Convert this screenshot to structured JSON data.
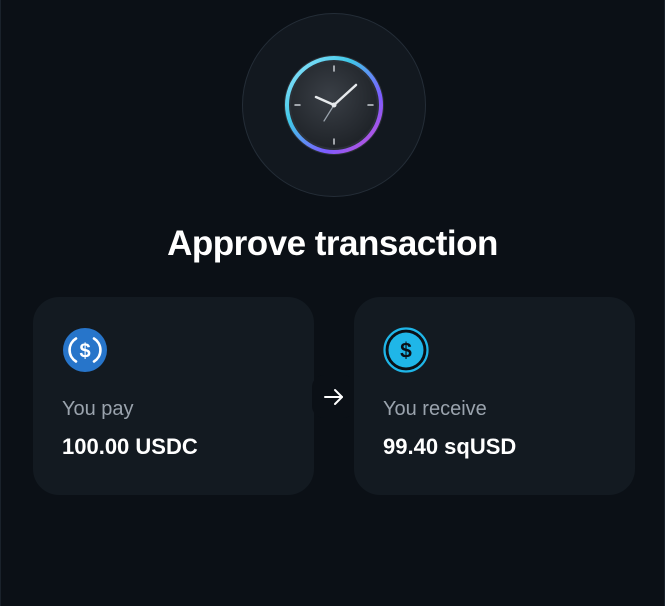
{
  "header": {
    "icon": "clock-icon"
  },
  "title": "Approve transaction",
  "pay": {
    "label": "You pay",
    "value": "100.00 USDC",
    "icon": "usdc-icon",
    "icon_color": "#2775ca"
  },
  "arrow": {
    "icon": "arrow-right-icon"
  },
  "receive": {
    "label": "You receive",
    "value": "99.40 sqUSD",
    "icon": "dollar-icon",
    "icon_color": "#1fb6e8"
  },
  "colors": {
    "background": "#0b1016",
    "card": "#131a21",
    "text_primary": "#ffffff",
    "text_secondary": "#9aa3ad"
  }
}
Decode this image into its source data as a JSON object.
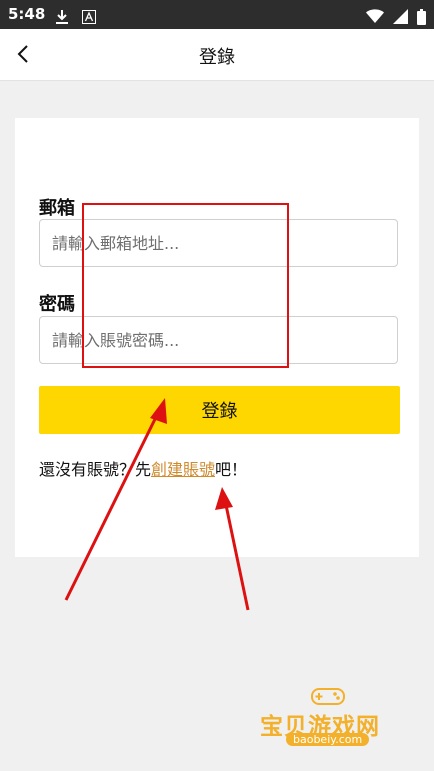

- - - - -

Problem statement>
Your task is to set down the records shown above exactly, minus any pictures.

Response to this task>
Convert this screenshot to structured JSON data.
{
  "header": {
    "icon": "clock-icon"
  },
  "title": "Approve transaction",
  "pay": {
    "label": "You pay",
    "value": "100.00 USDC",
    "icon": "usdc-icon",
    "icon_color": "#2775ca"
  },
  "arrow": {
    "icon": "arrow-right-icon"
  },
  "receive": {
    "label": "You receive",
    "value": "99.40 sqUSD",
    "icon": "dollar-icon",
    "icon_color": "#1fb6e8"
  },
  "colors": {
    "background": "#0b1016",
    "card": "#131a21",
    "text_primary": "#ffffff",
    "text_secondary": "#9aa3ad"
  }
}
Decode this image into its source data as a JSON object.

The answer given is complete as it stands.